Exercise requirements:
All of the entries must be reproduced exactly, with no images carried over.

(Saved entries)

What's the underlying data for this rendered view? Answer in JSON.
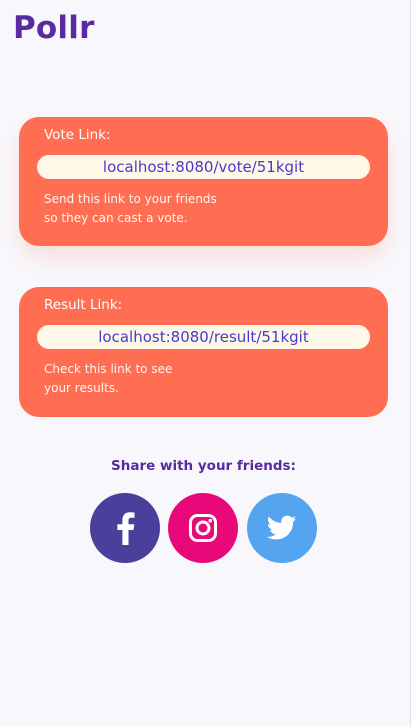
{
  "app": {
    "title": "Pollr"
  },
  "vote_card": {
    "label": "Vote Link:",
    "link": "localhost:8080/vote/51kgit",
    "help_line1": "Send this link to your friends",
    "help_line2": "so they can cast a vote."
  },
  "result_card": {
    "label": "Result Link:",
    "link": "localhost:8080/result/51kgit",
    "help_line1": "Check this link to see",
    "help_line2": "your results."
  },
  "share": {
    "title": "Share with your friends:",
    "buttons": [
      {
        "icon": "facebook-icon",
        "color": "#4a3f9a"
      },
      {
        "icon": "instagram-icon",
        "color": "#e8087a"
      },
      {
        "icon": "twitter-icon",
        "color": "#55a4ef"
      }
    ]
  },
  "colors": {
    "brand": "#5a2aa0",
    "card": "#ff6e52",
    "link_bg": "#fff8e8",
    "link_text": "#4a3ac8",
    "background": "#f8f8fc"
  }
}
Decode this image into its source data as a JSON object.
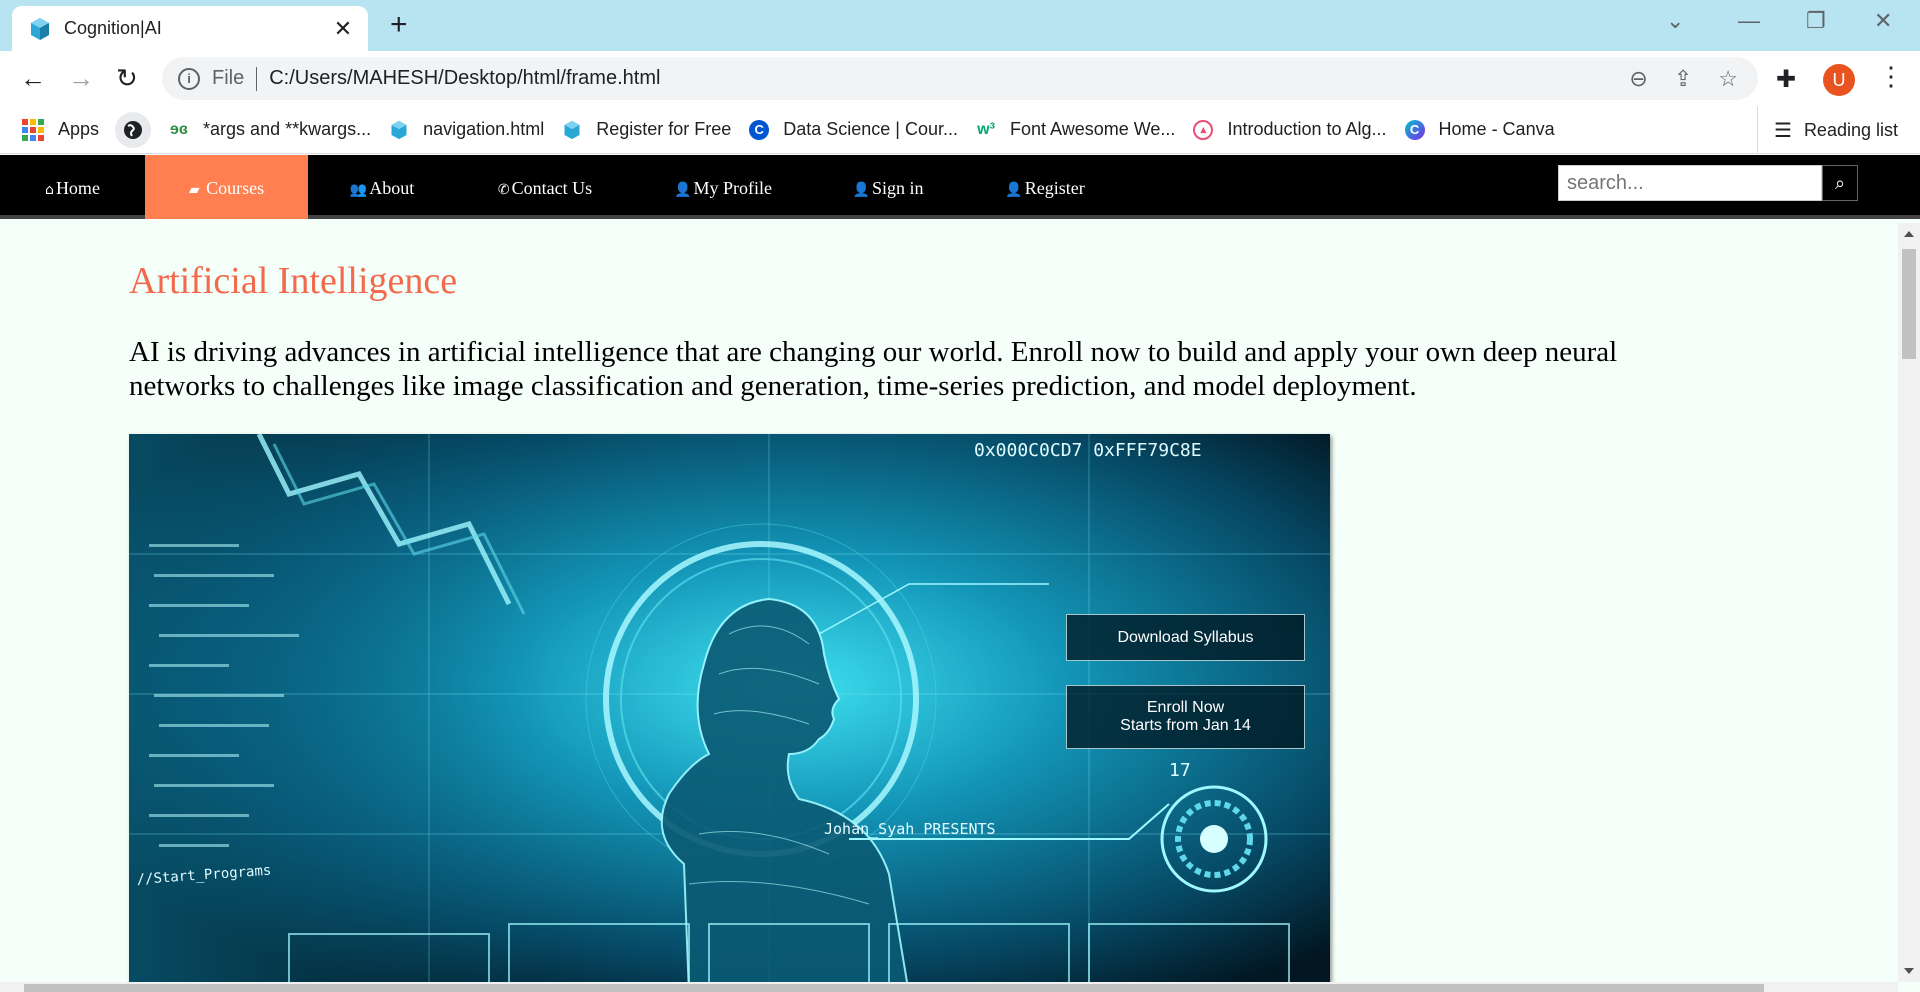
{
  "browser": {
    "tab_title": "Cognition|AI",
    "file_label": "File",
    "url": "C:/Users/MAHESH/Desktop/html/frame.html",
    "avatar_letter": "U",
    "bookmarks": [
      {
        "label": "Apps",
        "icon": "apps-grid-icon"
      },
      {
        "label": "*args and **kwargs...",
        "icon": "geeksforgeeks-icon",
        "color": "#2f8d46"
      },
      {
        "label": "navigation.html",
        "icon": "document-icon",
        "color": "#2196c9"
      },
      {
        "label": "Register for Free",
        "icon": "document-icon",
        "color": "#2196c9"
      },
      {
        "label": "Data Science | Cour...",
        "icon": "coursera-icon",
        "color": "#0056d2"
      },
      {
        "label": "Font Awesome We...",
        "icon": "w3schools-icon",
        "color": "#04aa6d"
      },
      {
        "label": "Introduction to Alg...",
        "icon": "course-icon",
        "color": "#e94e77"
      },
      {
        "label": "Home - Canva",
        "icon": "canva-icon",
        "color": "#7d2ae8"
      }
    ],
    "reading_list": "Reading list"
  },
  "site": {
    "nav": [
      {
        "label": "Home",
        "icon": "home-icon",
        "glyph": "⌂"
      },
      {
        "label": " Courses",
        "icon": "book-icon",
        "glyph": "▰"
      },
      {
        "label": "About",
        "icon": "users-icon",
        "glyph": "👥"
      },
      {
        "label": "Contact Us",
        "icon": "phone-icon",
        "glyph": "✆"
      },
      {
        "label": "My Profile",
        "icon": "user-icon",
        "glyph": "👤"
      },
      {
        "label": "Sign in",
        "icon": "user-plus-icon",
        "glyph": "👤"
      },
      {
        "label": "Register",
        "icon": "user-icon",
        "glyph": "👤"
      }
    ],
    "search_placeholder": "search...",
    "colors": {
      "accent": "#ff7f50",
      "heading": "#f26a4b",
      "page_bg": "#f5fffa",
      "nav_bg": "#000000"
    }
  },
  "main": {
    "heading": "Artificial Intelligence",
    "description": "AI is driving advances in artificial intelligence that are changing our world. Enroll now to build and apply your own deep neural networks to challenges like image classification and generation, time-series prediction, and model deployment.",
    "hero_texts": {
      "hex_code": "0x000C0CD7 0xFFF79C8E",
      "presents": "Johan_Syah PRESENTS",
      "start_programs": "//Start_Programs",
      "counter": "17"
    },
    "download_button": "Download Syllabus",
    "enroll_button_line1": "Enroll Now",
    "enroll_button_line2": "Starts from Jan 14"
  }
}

Solution for this exercise:
What's the underlying data for this rendered view? Answer in JSON.
{
  "app": {
    "title": "Pollr"
  },
  "vote_card": {
    "label": "Vote Link:",
    "link": "localhost:8080/vote/51kgit",
    "help_line1": "Send this link to your friends",
    "help_line2": "so they can cast a vote."
  },
  "result_card": {
    "label": "Result Link:",
    "link": "localhost:8080/result/51kgit",
    "help_line1": "Check this link to see",
    "help_line2": "your results."
  },
  "share": {
    "title": "Share with your friends:",
    "buttons": [
      {
        "icon": "facebook-icon",
        "color": "#4a3f9a"
      },
      {
        "icon": "instagram-icon",
        "color": "#e8087a"
      },
      {
        "icon": "twitter-icon",
        "color": "#55a4ef"
      }
    ]
  },
  "colors": {
    "brand": "#5a2aa0",
    "card": "#ff6e52",
    "link_bg": "#fff8e8",
    "link_text": "#4a3ac8",
    "background": "#f8f8fc"
  }
}
Decode this image into its source data as a JSON object.
{
  "browser": {
    "tab_title": "Cognition|AI",
    "file_label": "File",
    "url": "C:/Users/MAHESH/Desktop/html/frame.html",
    "avatar_letter": "U",
    "bookmarks": [
      {
        "label": "Apps",
        "icon": "apps-grid-icon"
      },
      {
        "label": "*args and **kwargs...",
        "icon": "geeksforgeeks-icon",
        "color": "#2f8d46"
      },
      {
        "label": "navigation.html",
        "icon": "document-icon",
        "color": "#2196c9"
      },
      {
        "label": "Register for Free",
        "icon": "document-icon",
        "color": "#2196c9"
      },
      {
        "label": "Data Science | Cour...",
        "icon": "coursera-icon",
        "color": "#0056d2"
      },
      {
        "label": "Font Awesome We...",
        "icon": "w3schools-icon",
        "color": "#04aa6d"
      },
      {
        "label": "Introduction to Alg...",
        "icon": "course-icon",
        "color": "#e94e77"
      },
      {
        "label": "Home - Canva",
        "icon": "canva-icon",
        "color": "#7d2ae8"
      }
    ],
    "reading_list": "Reading list"
  },
  "site": {
    "nav": [
      {
        "label": "Home",
        "icon": "home-icon",
        "glyph": "⌂"
      },
      {
        "label": " Courses",
        "icon": "book-icon",
        "glyph": "▰"
      },
      {
        "label": "About",
        "icon": "users-icon",
        "glyph": "👥"
      },
      {
        "label": "Contact Us",
        "icon": "phone-icon",
        "glyph": "✆"
      },
      {
        "label": "My Profile",
        "icon": "user-icon",
        "glyph": "👤"
      },
      {
        "label": "Sign in",
        "icon": "user-plus-icon",
        "glyph": "👤"
      },
      {
        "label": "Register",
        "icon": "user-icon",
        "glyph": "👤"
      }
    ],
    "search_placeholder": "search...",
    "colors": {
      "accent": "#ff7f50",
      "heading": "#f26a4b",
      "page_bg": "#f5fffa",
      "nav_bg": "#000000"
    }
  },
  "main": {
    "heading": "Artificial Intelligence",
    "description": "AI is driving advances in artificial intelligence that are changing our world. Enroll now to build and apply your own deep neural networks to challenges like image classification and generation, time-series prediction, and model deployment.",
    "hero_texts": {
      "hex_code": "0x000C0CD7 0xFFF79C8E",
      "presents": "Johan_Syah PRESENTS",
      "start_programs": "//Start_Programs",
      "counter": "17"
    },
    "download_button": "Download Syllabus",
    "enroll_button_line1": "Enroll Now",
    "enroll_button_line2": "Starts from Jan 14"
  }
}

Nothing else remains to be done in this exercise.